**What to produce**.
Review the lines that follow and copy each one that contains the word "significant".
— BEGIN Dataset —
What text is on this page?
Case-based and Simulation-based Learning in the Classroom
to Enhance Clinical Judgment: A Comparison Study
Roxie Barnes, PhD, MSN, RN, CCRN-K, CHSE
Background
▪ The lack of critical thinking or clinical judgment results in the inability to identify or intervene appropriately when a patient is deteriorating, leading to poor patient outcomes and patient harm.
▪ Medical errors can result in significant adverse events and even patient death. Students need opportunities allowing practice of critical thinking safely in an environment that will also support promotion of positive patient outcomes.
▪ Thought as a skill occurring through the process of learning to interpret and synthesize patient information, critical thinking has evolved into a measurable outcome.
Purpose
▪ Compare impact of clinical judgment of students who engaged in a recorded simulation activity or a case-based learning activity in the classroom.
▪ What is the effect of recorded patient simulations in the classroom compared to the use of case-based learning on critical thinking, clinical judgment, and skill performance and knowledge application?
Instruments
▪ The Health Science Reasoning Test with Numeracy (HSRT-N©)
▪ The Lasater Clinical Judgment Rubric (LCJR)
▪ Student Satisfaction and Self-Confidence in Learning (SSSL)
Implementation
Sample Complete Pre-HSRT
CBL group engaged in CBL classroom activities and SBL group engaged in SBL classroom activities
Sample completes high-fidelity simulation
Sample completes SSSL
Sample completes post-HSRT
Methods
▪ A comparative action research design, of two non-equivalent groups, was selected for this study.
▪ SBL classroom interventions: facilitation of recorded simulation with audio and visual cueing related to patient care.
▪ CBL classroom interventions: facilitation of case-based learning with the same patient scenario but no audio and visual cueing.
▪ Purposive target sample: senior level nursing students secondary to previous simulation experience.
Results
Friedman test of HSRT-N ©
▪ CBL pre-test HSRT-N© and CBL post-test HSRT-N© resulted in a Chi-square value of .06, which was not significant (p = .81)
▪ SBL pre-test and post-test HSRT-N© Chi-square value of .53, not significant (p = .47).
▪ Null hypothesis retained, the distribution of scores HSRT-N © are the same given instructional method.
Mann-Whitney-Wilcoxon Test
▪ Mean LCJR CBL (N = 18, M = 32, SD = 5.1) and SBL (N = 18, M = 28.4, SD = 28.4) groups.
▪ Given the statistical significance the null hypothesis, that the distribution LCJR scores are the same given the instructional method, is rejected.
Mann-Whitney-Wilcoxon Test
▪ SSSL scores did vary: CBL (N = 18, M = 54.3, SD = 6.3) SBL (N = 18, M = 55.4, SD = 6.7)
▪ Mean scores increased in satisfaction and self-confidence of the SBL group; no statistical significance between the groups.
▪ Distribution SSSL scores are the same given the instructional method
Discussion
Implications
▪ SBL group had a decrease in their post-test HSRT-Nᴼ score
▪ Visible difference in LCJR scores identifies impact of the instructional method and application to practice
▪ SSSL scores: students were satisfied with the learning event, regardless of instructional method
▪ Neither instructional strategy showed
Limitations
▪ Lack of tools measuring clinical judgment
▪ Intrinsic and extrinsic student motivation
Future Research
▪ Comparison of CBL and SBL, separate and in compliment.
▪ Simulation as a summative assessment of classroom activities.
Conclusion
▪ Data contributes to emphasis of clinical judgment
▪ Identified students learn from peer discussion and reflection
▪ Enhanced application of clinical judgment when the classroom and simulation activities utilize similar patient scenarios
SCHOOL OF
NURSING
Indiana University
— END Dataset —
— BEGIN Dataset —
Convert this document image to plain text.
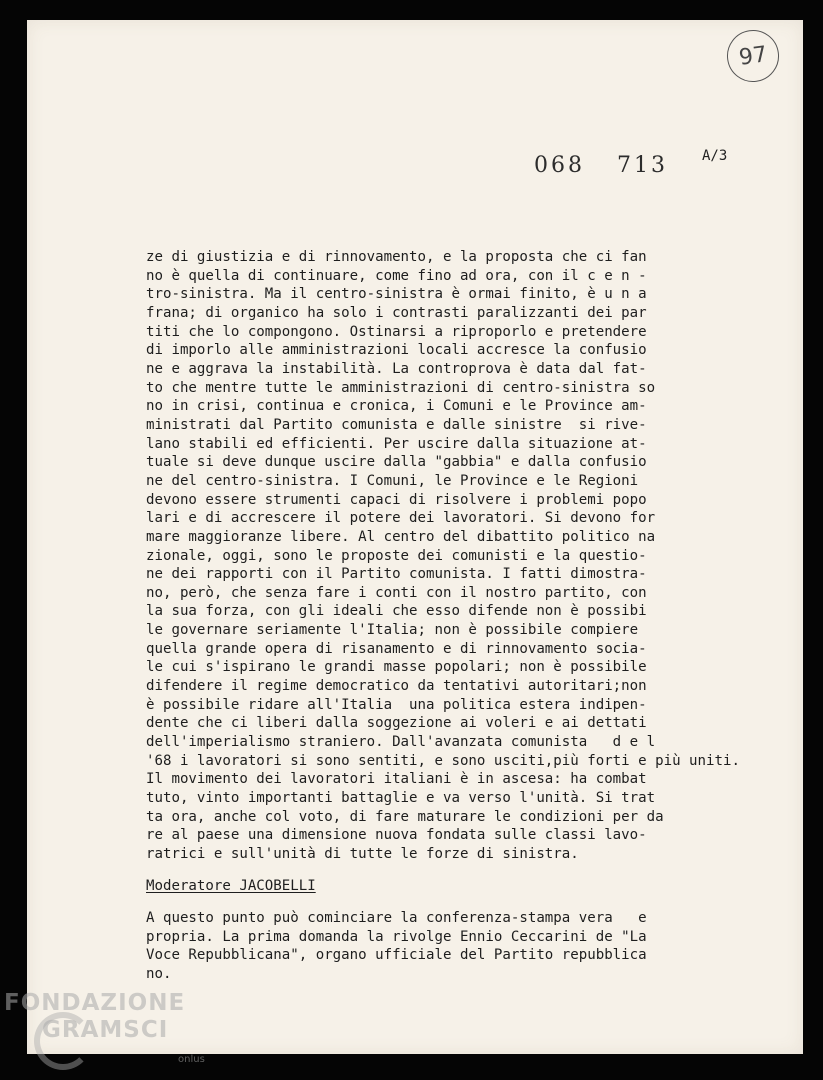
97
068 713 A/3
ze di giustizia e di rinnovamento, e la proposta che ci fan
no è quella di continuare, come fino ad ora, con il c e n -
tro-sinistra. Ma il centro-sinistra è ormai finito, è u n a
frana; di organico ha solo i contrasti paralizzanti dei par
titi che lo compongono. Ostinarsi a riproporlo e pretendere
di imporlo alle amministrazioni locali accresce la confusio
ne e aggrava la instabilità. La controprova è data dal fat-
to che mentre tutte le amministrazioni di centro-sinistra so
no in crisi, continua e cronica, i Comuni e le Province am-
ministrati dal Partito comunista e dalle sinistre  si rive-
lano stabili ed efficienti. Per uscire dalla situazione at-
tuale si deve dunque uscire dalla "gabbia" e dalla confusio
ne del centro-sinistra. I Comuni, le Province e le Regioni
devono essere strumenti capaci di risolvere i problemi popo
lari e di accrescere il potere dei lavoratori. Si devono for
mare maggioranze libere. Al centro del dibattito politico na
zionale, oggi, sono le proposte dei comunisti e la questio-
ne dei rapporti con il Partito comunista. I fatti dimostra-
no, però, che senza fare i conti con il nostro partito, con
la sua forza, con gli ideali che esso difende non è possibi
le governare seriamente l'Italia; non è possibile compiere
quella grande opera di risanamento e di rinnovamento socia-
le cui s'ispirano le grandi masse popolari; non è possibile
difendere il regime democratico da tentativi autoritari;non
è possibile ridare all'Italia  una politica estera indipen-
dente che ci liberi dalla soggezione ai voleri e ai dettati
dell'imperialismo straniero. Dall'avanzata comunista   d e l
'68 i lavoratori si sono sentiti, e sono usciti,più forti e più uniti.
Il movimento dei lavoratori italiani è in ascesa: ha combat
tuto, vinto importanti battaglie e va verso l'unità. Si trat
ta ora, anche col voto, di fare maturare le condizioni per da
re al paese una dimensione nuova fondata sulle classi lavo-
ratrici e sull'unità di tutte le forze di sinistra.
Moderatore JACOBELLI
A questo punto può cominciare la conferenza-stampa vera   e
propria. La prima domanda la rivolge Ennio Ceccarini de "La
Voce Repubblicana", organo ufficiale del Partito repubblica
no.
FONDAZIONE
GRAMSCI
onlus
— END Dataset —
— BEGIN Dataset —
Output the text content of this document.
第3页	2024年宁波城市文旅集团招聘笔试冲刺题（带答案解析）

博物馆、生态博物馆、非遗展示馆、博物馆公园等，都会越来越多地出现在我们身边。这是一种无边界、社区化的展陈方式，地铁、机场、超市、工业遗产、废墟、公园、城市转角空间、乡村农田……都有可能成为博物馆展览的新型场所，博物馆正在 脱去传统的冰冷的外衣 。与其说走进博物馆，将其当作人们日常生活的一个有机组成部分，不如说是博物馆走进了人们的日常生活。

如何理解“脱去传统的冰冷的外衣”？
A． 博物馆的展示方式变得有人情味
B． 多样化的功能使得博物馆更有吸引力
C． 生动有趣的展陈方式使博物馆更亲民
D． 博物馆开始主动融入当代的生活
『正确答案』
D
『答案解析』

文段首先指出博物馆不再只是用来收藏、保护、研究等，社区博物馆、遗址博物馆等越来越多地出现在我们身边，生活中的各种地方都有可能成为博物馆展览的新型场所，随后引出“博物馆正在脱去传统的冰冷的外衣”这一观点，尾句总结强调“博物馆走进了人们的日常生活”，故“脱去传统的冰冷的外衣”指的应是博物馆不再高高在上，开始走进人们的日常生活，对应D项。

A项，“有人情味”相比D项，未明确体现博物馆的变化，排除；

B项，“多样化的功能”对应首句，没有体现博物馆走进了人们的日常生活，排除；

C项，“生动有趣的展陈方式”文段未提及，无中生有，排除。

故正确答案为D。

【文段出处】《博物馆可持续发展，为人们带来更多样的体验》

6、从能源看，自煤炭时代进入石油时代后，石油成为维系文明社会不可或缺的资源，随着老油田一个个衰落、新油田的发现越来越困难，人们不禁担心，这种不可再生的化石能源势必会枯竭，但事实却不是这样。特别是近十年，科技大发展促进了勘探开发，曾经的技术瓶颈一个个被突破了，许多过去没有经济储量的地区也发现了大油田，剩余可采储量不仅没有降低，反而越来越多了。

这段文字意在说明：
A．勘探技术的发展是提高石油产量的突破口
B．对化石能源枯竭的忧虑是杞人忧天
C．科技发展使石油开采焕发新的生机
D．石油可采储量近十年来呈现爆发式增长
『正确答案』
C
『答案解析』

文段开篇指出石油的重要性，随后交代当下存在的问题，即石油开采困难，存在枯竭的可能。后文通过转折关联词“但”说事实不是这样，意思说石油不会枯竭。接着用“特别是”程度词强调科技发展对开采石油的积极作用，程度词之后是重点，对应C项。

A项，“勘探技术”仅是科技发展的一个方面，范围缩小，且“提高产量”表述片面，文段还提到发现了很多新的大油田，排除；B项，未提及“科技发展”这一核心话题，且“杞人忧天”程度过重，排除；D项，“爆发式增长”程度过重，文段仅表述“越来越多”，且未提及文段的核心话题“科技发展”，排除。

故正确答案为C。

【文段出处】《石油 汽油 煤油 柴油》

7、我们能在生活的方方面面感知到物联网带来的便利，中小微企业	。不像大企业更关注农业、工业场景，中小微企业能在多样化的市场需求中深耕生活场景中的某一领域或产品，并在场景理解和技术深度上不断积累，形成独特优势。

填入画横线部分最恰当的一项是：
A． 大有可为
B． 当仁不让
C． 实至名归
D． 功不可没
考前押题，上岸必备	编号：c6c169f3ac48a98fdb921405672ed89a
— END Dataset —
**Answer to the exercise**.
▪ Medical errors can result in significant adverse events and even patient death. Students need opportunities allowing practice of critical thinking safely in an environment that will also support promotion of positive patient outcomes.
▪ CBL pre-test HSRT-N© and CBL post-test HSRT-N© resulted in a Chi-square value of .06, which was not significant (p = .81)
▪ SBL pre-test and post-test HSRT-N© Chi-square value of .53, not significant (p = .47).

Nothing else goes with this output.